• [TASK REQUIREMENTS]: Where the line containing "Parse this chart and return its data as JSON." appears, begin retyping; continue exactly through the final line of the data. Omit every picture.

-*-

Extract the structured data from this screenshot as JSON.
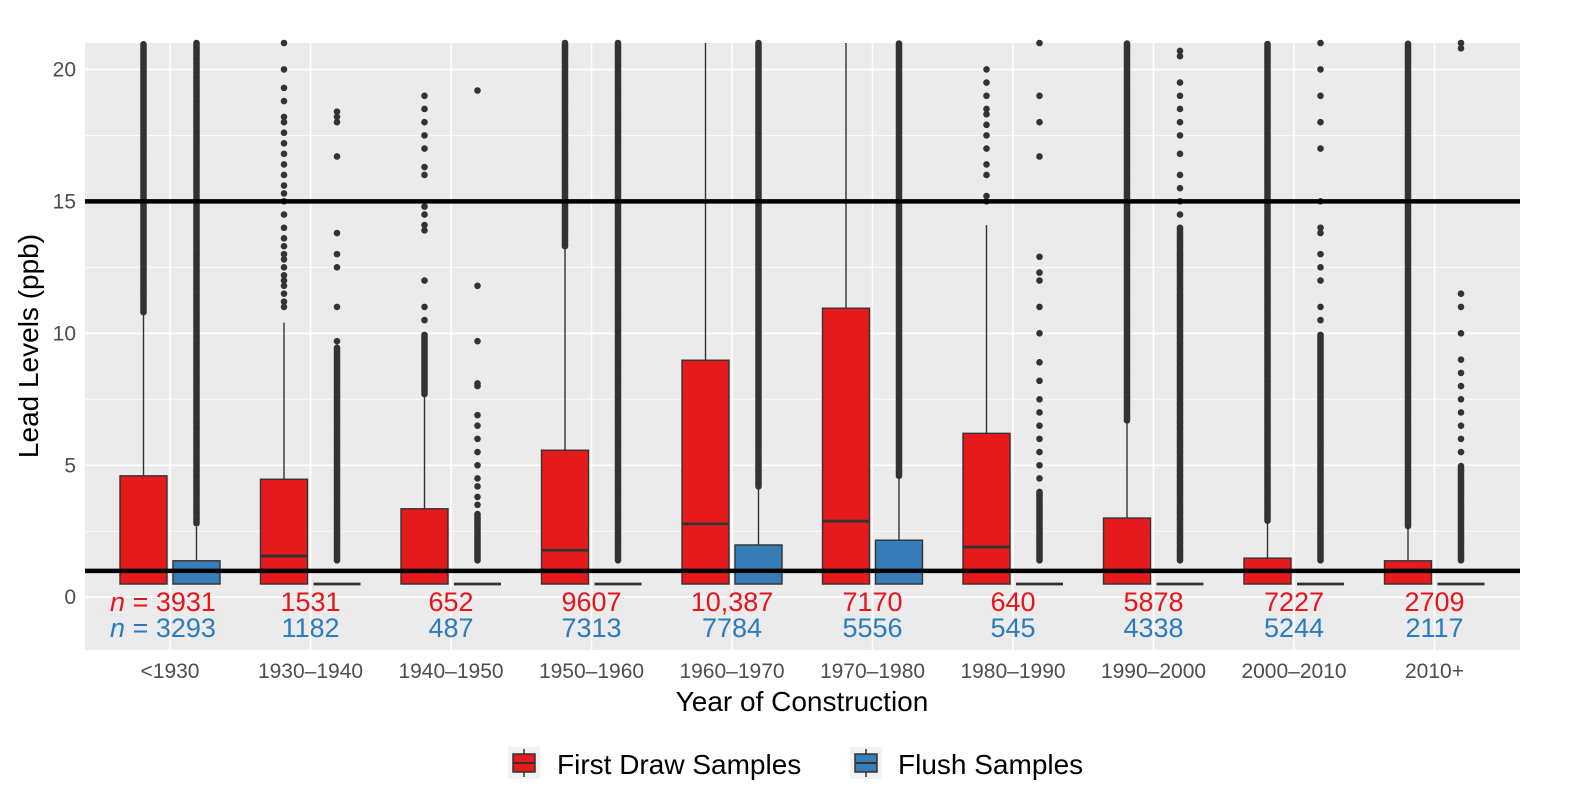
{
  "chart_data": {
    "type": "boxplot",
    "title": "",
    "xlabel": "Year of Construction",
    "ylabel": "Lead Levels (ppb)",
    "ylim": [
      -2,
      21
    ],
    "yticks": [
      0,
      5,
      10,
      15,
      20
    ],
    "grid": true,
    "reference_lines": [
      15,
      1
    ],
    "colors": {
      "first_draw": "#E41A1C",
      "flush": "#377EB8",
      "first_draw_text": "#E8141B",
      "flush_text": "#2B7BC0",
      "panel": "#EBEBEB"
    },
    "n_prefix": "n",
    "n_equals": "=",
    "legend": {
      "placement": "bottom",
      "items": [
        "First Draw Samples",
        "Flush Samples"
      ]
    },
    "categories": [
      "<1930",
      "1930–1940",
      "1940–1950",
      "1950–1960",
      "1960–1970",
      "1970–1980",
      "1980–1990",
      "1990–2000",
      "2000–2010",
      "2010+"
    ],
    "series": [
      {
        "name": "First Draw Samples",
        "n": [
          "3931",
          "1531",
          "652",
          "9607",
          "10,387",
          "7170",
          "640",
          "5878",
          "7227",
          "2709"
        ],
        "boxes": [
          {
            "q1": 0.5,
            "median": 1.0,
            "q3": 4.6,
            "whisker_high": 10.8,
            "outliers_dense": [
              10.8,
              21
            ],
            "outliers": []
          },
          {
            "q1": 0.5,
            "median": 1.56,
            "q3": 4.47,
            "whisker_high": 10.4,
            "outliers_dense": null,
            "outliers": [
              11,
              11.2,
              11.5,
              11.8,
              12,
              12.2,
              12.5,
              12.8,
              13,
              13.3,
              13.6,
              14,
              14.5,
              15,
              15.3,
              15.6,
              16,
              16.4,
              16.8,
              17.2,
              17.6,
              18,
              18.2,
              18.8,
              19.3,
              20,
              21
            ]
          },
          {
            "q1": 0.5,
            "median": 1.0,
            "q3": 3.35,
            "whisker_high": 7.6,
            "outliers_dense": [
              7.7,
              10
            ],
            "outliers": [
              10.5,
              11,
              12,
              13.9,
              14.1,
              14.5,
              14.8,
              16,
              16.3,
              17,
              17.5,
              18,
              18.5,
              19
            ]
          },
          {
            "q1": 0.5,
            "median": 1.78,
            "q3": 5.57,
            "whisker_high": 13.2,
            "outliers_dense": [
              13.3,
              21
            ],
            "outliers": []
          },
          {
            "q1": 0.5,
            "median": 2.78,
            "q3": 8.98,
            "whisker_high": 22,
            "outliers_dense": null,
            "outliers": []
          },
          {
            "q1": 0.5,
            "median": 2.88,
            "q3": 10.95,
            "whisker_high": 22,
            "outliers_dense": null,
            "outliers": []
          },
          {
            "q1": 0.5,
            "median": 1.9,
            "q3": 6.21,
            "whisker_high": 14.1,
            "outliers_dense": null,
            "outliers": [
              15,
              15.2,
              16,
              16.4,
              17,
              17.5,
              17.9,
              18.3,
              18.5,
              19,
              19.5,
              20
            ]
          },
          {
            "q1": 0.5,
            "median": 1.0,
            "q3": 3.0,
            "whisker_high": 6.7,
            "outliers_dense": [
              6.7,
              21
            ],
            "outliers": []
          },
          {
            "q1": 0.5,
            "median": 1.0,
            "q3": 1.48,
            "whisker_high": 2.88,
            "outliers_dense": [
              2.9,
              21
            ],
            "outliers": []
          },
          {
            "q1": 0.5,
            "median": 1.0,
            "q3": 1.38,
            "whisker_high": 2.66,
            "outliers_dense": [
              2.7,
              21
            ],
            "outliers": []
          }
        ]
      },
      {
        "name": "Flush Samples",
        "n": [
          "3293",
          "1182",
          "487",
          "7313",
          "7784",
          "5556",
          "545",
          "4338",
          "5244",
          "2117"
        ],
        "boxes": [
          {
            "q1": 0.5,
            "median": 1.0,
            "q3": 1.38,
            "whisker_high": 2.66,
            "outliers_dense": [
              2.8,
              21
            ],
            "outliers": []
          },
          {
            "q1": 0.5,
            "median": 0.5,
            "q3": 0.5,
            "whisker_high": 0.5,
            "outliers_dense": [
              1.4,
              9.5
            ],
            "outliers": [
              9.7,
              11,
              12.5,
              13,
              13.8,
              16.7,
              18,
              18.2,
              18.4
            ]
          },
          {
            "q1": 0.5,
            "median": 0.5,
            "q3": 0.5,
            "whisker_high": 0.5,
            "outliers_dense": [
              1.4,
              3.2
            ],
            "outliers": [
              3.5,
              3.8,
              4.2,
              4.5,
              5,
              5.5,
              6,
              6.5,
              6.9,
              8,
              8.1,
              9.7,
              11.8,
              19.2
            ]
          },
          {
            "q1": 0.5,
            "median": 0.5,
            "q3": 0.5,
            "whisker_high": 0.5,
            "outliers_dense": [
              1.4,
              21
            ],
            "outliers": []
          },
          {
            "q1": 0.5,
            "median": 1.0,
            "q3": 1.98,
            "whisker_high": 4.14,
            "outliers_dense": [
              4.2,
              21
            ],
            "outliers": []
          },
          {
            "q1": 0.5,
            "median": 1.0,
            "q3": 2.16,
            "whisker_high": 4.56,
            "outliers_dense": [
              4.6,
              21
            ],
            "outliers": []
          },
          {
            "q1": 0.5,
            "median": 0.5,
            "q3": 0.5,
            "whisker_high": 0.5,
            "outliers_dense": [
              1.4,
              4
            ],
            "outliers": [
              4.5,
              5,
              5.5,
              6,
              6.5,
              7,
              7.5,
              8.2,
              8.9,
              10,
              11,
              12,
              12.3,
              12.9,
              16.7,
              18,
              19,
              21
            ]
          },
          {
            "q1": 0.5,
            "median": 0.5,
            "q3": 0.5,
            "whisker_high": 0.5,
            "outliers_dense": [
              1.4,
              14
            ],
            "outliers": [
              14.5,
              15,
              15.5,
              16,
              16.8,
              17.5,
              18,
              18.5,
              19,
              19.5,
              20.5,
              20.7
            ]
          },
          {
            "q1": 0.5,
            "median": 0.5,
            "q3": 0.5,
            "whisker_high": 0.5,
            "outliers_dense": [
              1.4,
              10
            ],
            "outliers": [
              10.5,
              11,
              12,
              12.5,
              13,
              13.8,
              14,
              15,
              17,
              18,
              19,
              20,
              21
            ]
          },
          {
            "q1": 0.5,
            "median": 0.5,
            "q3": 0.5,
            "whisker_high": 0.5,
            "outliers_dense": [
              1.4,
              5
            ],
            "outliers": [
              5.5,
              6,
              6.5,
              7,
              7.5,
              8,
              8.5,
              9,
              10,
              11,
              11.5,
              20.8,
              21
            ]
          }
        ]
      }
    ]
  }
}
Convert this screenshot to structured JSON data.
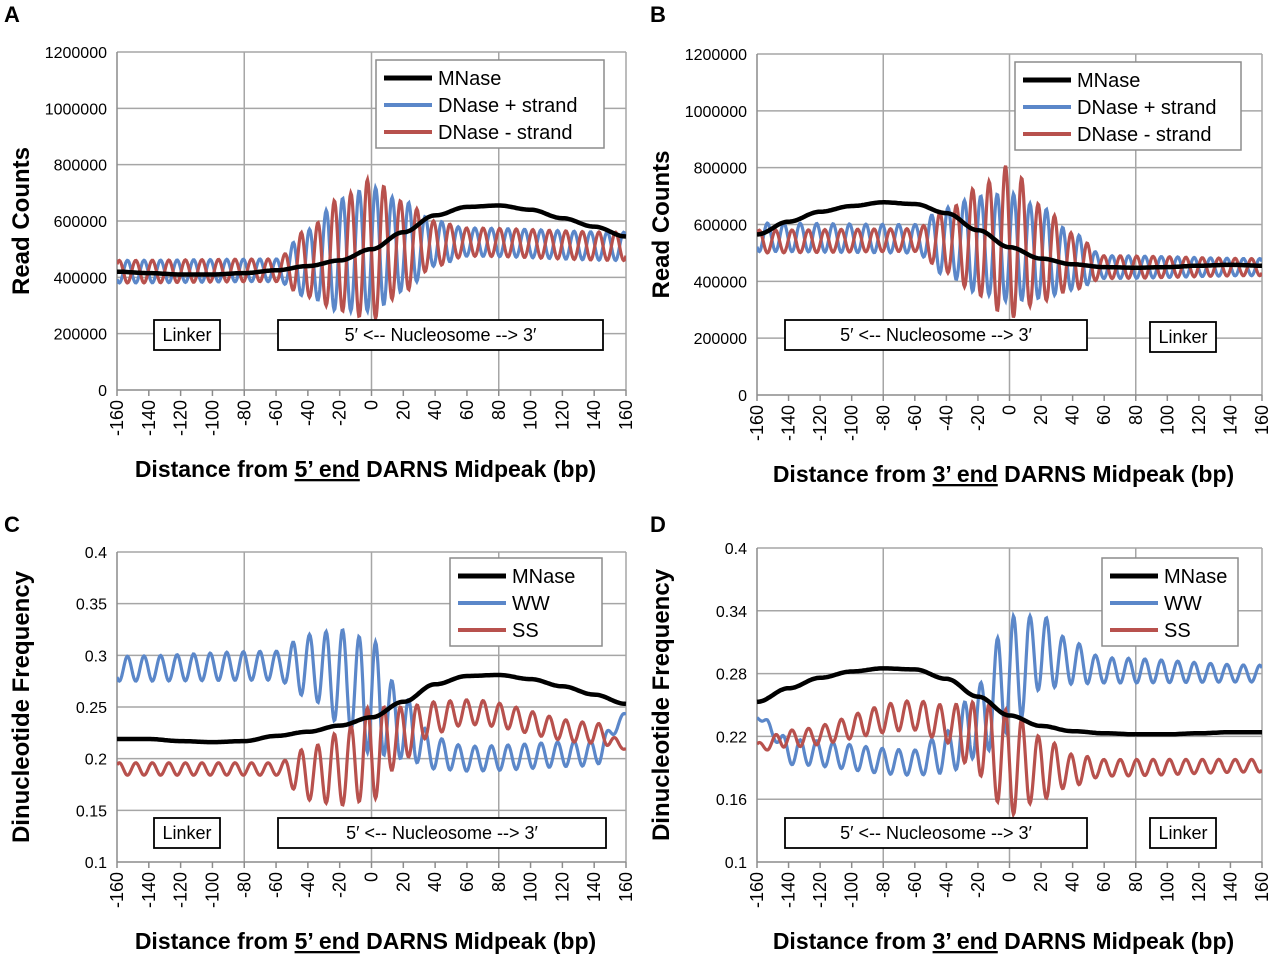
{
  "colors": {
    "mnase": "#000000",
    "dnase_plus": "#5b87c9",
    "dnase_minus": "#b8514d",
    "ww": "#5b87c9",
    "ss": "#b8514d",
    "grid": "#a6a6a6",
    "axis": "#8c8c8c"
  },
  "chart_data": [
    {
      "panel": "A",
      "type": "line",
      "ylabel": "Read Counts",
      "xlabel": {
        "pre": "Distance from ",
        "u": "5’ end",
        "post": " DARNS Midpeak (bp)"
      },
      "xlim": [
        -160,
        160
      ],
      "ylim": [
        0,
        1200000
      ],
      "xticks": [
        "-160",
        "-140",
        "-120",
        "-100",
        "-80",
        "-60",
        "-40",
        "-20",
        "0",
        "20",
        "40",
        "60",
        "80",
        "100",
        "120",
        "140",
        "160"
      ],
      "yticks": [
        "0",
        "200000",
        "400000",
        "600000",
        "800000",
        "1000000",
        "1200000"
      ],
      "legend": [
        "MNase",
        "DNase + strand",
        "DNase - strand"
      ],
      "boxes": [
        "Linker",
        "5′ <-- Nucleosome --> 3′"
      ],
      "mnase": {
        "x": [
          -160,
          -140,
          -120,
          -100,
          -80,
          -60,
          -40,
          -20,
          0,
          20,
          40,
          60,
          80,
          100,
          120,
          140,
          160
        ],
        "y": [
          420000,
          415000,
          410000,
          410000,
          415000,
          425000,
          440000,
          460000,
          500000,
          560000,
          620000,
          650000,
          655000,
          640000,
          610000,
          580000,
          545000
        ]
      },
      "dnase_plus": {
        "x": [
          -160,
          -60,
          -40,
          -20,
          0,
          20,
          40,
          60,
          160
        ],
        "amp": [
          40000,
          40000,
          120000,
          200000,
          220000,
          160000,
          80000,
          50000,
          50000
        ],
        "base": [
          420000,
          425000,
          450000,
          480000,
          500000,
          510000,
          520000,
          525000,
          510000
        ],
        "period": 10.4,
        "phase": 0
      },
      "dnase_minus": {
        "x": [
          -160,
          -60,
          -40,
          -20,
          0,
          20,
          40,
          60,
          160
        ],
        "amp": [
          40000,
          40000,
          120000,
          200000,
          250000,
          160000,
          80000,
          50000,
          50000
        ],
        "base": [
          420000,
          425000,
          450000,
          480000,
          500000,
          510000,
          520000,
          525000,
          510000
        ],
        "period": 10.4,
        "phase": 5.2
      }
    },
    {
      "panel": "B",
      "type": "line",
      "ylabel": "Read Counts",
      "xlabel": {
        "pre": "Distance from ",
        "u": "3’ end",
        "post": " DARNS Midpeak (bp)"
      },
      "xlim": [
        -160,
        160
      ],
      "ylim": [
        0,
        1200000
      ],
      "xticks": [
        "-160",
        "-140",
        "-120",
        "-100",
        "-80",
        "-60",
        "-40",
        "-20",
        "0",
        "20",
        "40",
        "60",
        "80",
        "100",
        "120",
        "140",
        "160"
      ],
      "yticks": [
        "0",
        "200000",
        "400000",
        "600000",
        "800000",
        "1000000",
        "1200000"
      ],
      "legend": [
        "MNase",
        "DNase + strand",
        "DNase - strand"
      ],
      "boxes": [
        "5′ <-- Nucleosome --> 3′",
        "Linker"
      ],
      "mnase": {
        "x": [
          -160,
          -140,
          -120,
          -100,
          -80,
          -60,
          -40,
          -20,
          0,
          20,
          40,
          60,
          80,
          100,
          120,
          140,
          160
        ],
        "y": [
          565000,
          610000,
          645000,
          665000,
          678000,
          672000,
          640000,
          580000,
          520000,
          480000,
          460000,
          450000,
          448000,
          450000,
          455000,
          458000,
          455000
        ]
      },
      "dnase_plus": {
        "x": [
          -160,
          -60,
          -40,
          -20,
          0,
          20,
          40,
          60,
          160
        ],
        "amp": [
          50000,
          50000,
          120000,
          170000,
          190000,
          160000,
          100000,
          40000,
          30000
        ],
        "base": [
          555000,
          550000,
          540000,
          530000,
          520000,
          500000,
          470000,
          450000,
          450000
        ],
        "period": 10.4,
        "phase": 0
      },
      "dnase_minus": {
        "x": [
          -160,
          -60,
          -40,
          -20,
          0,
          20,
          40,
          60,
          160
        ],
        "amp": [
          40000,
          40000,
          110000,
          190000,
          270000,
          170000,
          100000,
          40000,
          30000
        ],
        "base": [
          540000,
          545000,
          540000,
          540000,
          540000,
          500000,
          470000,
          450000,
          450000
        ],
        "period": 10.4,
        "phase": 5.2
      }
    },
    {
      "panel": "C",
      "type": "line",
      "ylabel": "Dinucleotide Frequency",
      "xlabel": {
        "pre": "Distance from ",
        "u": "5’ end",
        "post": " DARNS Midpeak (bp)"
      },
      "xlim": [
        -160,
        160
      ],
      "ylim": [
        0.1,
        0.4
      ],
      "xticks": [
        "-160",
        "-140",
        "-120",
        "-100",
        "-80",
        "-60",
        "-40",
        "-20",
        "0",
        "20",
        "40",
        "60",
        "80",
        "100",
        "120",
        "140",
        "160"
      ],
      "yticks": [
        "0.1",
        "0.15",
        "0.2",
        "0.25",
        "0.3",
        "0.35",
        "0.4"
      ],
      "legend": [
        "MNase",
        "WW",
        "SS"
      ],
      "boxes": [
        "Linker",
        "5′ <-- Nucleosome --> 3′"
      ],
      "mnase": {
        "x": [
          -160,
          -140,
          -120,
          -100,
          -80,
          -60,
          -40,
          -20,
          0,
          20,
          40,
          60,
          80,
          100,
          120,
          140,
          160
        ],
        "y": [
          0.219,
          0.219,
          0.217,
          0.216,
          0.217,
          0.222,
          0.226,
          0.232,
          0.24,
          0.255,
          0.272,
          0.28,
          0.281,
          0.277,
          0.27,
          0.262,
          0.253
        ]
      },
      "ww": {
        "x": [
          -160,
          -60,
          -40,
          -20,
          0,
          20,
          40,
          60,
          140,
          160
        ],
        "amp": [
          0.012,
          0.014,
          0.03,
          0.045,
          0.055,
          0.03,
          0.015,
          0.012,
          0.012,
          0.004
        ],
        "base": [
          0.287,
          0.29,
          0.29,
          0.28,
          0.26,
          0.23,
          0.205,
          0.2,
          0.205,
          0.24
        ],
        "period": 10.4,
        "phase": 0
      },
      "ss": {
        "x": [
          -160,
          -60,
          -40,
          -20,
          0,
          20,
          40,
          60,
          140,
          160
        ],
        "amp": [
          0.006,
          0.006,
          0.025,
          0.035,
          0.045,
          0.025,
          0.015,
          0.012,
          0.01,
          0.003
        ],
        "base": [
          0.19,
          0.19,
          0.185,
          0.19,
          0.205,
          0.225,
          0.24,
          0.245,
          0.225,
          0.212
        ],
        "period": 10.4,
        "phase": 5.2
      }
    },
    {
      "panel": "D",
      "type": "line",
      "ylabel": "Dinucleotide Frequency",
      "xlabel": {
        "pre": "Distance from ",
        "u": "3’ end",
        "post": " DARNS Midpeak (bp)"
      },
      "xlim": [
        -160,
        160
      ],
      "ylim": [
        0.1,
        0.4
      ],
      "xticks": [
        "-160",
        "-140",
        "-120",
        "-100",
        "-80",
        "-60",
        "-40",
        "-20",
        "0",
        "20",
        "40",
        "60",
        "80",
        "100",
        "120",
        "140",
        "160"
      ],
      "yticks": [
        "0.1",
        "0.16",
        "0.22",
        "0.28",
        "0.34",
        "0.4"
      ],
      "legend": [
        "MNase",
        "WW",
        "SS"
      ],
      "boxes": [
        "5′ <-- Nucleosome --> 3′",
        "Linker"
      ],
      "mnase": {
        "x": [
          -160,
          -140,
          -120,
          -100,
          -80,
          -60,
          -40,
          -20,
          0,
          20,
          40,
          60,
          80,
          100,
          120,
          140,
          160
        ],
        "y": [
          0.253,
          0.266,
          0.276,
          0.282,
          0.285,
          0.284,
          0.275,
          0.258,
          0.24,
          0.23,
          0.225,
          0.223,
          0.222,
          0.222,
          0.223,
          0.224,
          0.224
        ]
      },
      "ww": {
        "x": [
          -160,
          -150,
          -140,
          -60,
          -40,
          -20,
          0,
          20,
          40,
          60,
          160
        ],
        "amp": [
          0.003,
          0.008,
          0.012,
          0.012,
          0.02,
          0.035,
          0.055,
          0.035,
          0.02,
          0.012,
          0.008
        ],
        "base": [
          0.24,
          0.225,
          0.205,
          0.195,
          0.205,
          0.235,
          0.28,
          0.3,
          0.29,
          0.283,
          0.28
        ],
        "period": 10.4,
        "phase": 0
      },
      "ss": {
        "x": [
          -160,
          -140,
          -60,
          -40,
          -20,
          0,
          20,
          40,
          60,
          160
        ],
        "amp": [
          0.004,
          0.008,
          0.014,
          0.018,
          0.035,
          0.05,
          0.03,
          0.015,
          0.008,
          0.006
        ],
        "base": [
          0.21,
          0.218,
          0.24,
          0.232,
          0.218,
          0.195,
          0.19,
          0.188,
          0.19,
          0.192
        ],
        "period": 10.4,
        "phase": 5.2
      }
    }
  ]
}
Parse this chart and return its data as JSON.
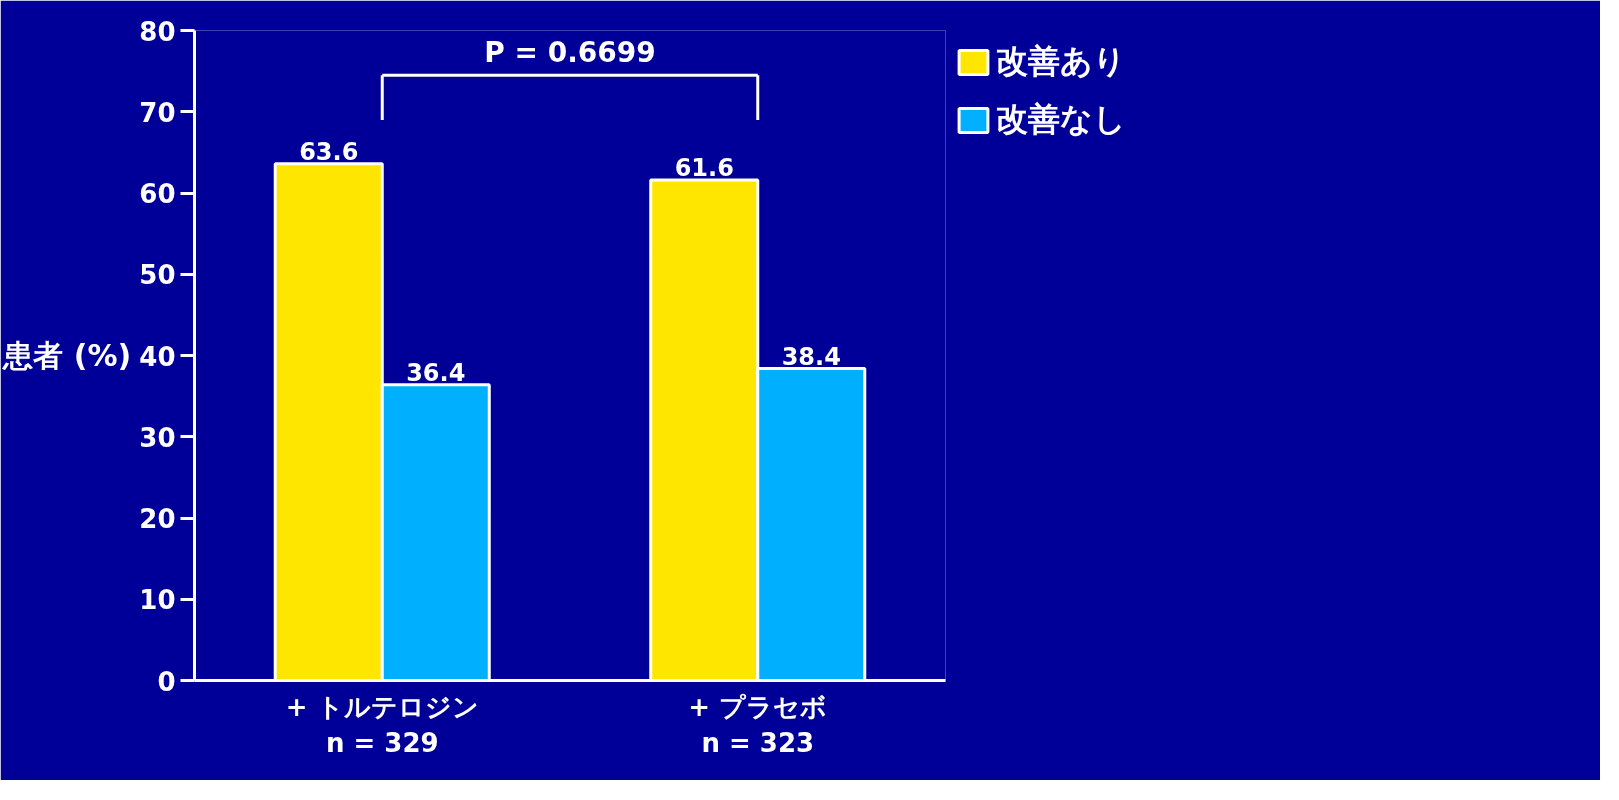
{
  "chart_data": {
    "type": "bar",
    "categories": [
      "+ トルテロジン\nn = 329",
      "+ プラセボ\nn = 323"
    ],
    "series": [
      {
        "name": "改善あり",
        "color": "#ffe600",
        "values": [
          63.6,
          61.6
        ]
      },
      {
        "name": "改善なし",
        "color": "#00b0ff",
        "values": [
          36.4,
          38.4
        ]
      }
    ],
    "ylabel": "患者 (%)",
    "ylim": [
      0,
      80
    ],
    "yticks": [
      0,
      10,
      20,
      30,
      40,
      50,
      60,
      70,
      80
    ],
    "data_labels": true,
    "legend": "top right",
    "grid": false,
    "annotations": [
      "P = 0.6699"
    ]
  }
}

-*-

• [FINAL RESULT]:
Parse this chart and return its data as JSON.
{
  "chart_data": {
    "type": "bar",
    "categories": [
      "+ トルテロジン\nn = 329",
      "+ プラセボ\nn = 323"
    ],
    "series": [
      {
        "name": "改善あり",
        "color": "#ffe600",
        "values": [
          63.6,
          61.6
        ]
      },
      {
        "name": "改善なし",
        "color": "#00b0ff",
        "values": [
          36.4,
          38.4
        ]
      }
    ],
    "ylabel": "患者 (%)",
    "ylim": [
      0,
      80
    ],
    "yticks": [
      0,
      10,
      20,
      30,
      40,
      50,
      60,
      70,
      80
    ],
    "data_labels": true,
    "legend": "top right",
    "grid": false,
    "annotations": [
      "P = 0.6699"
    ]
  }
}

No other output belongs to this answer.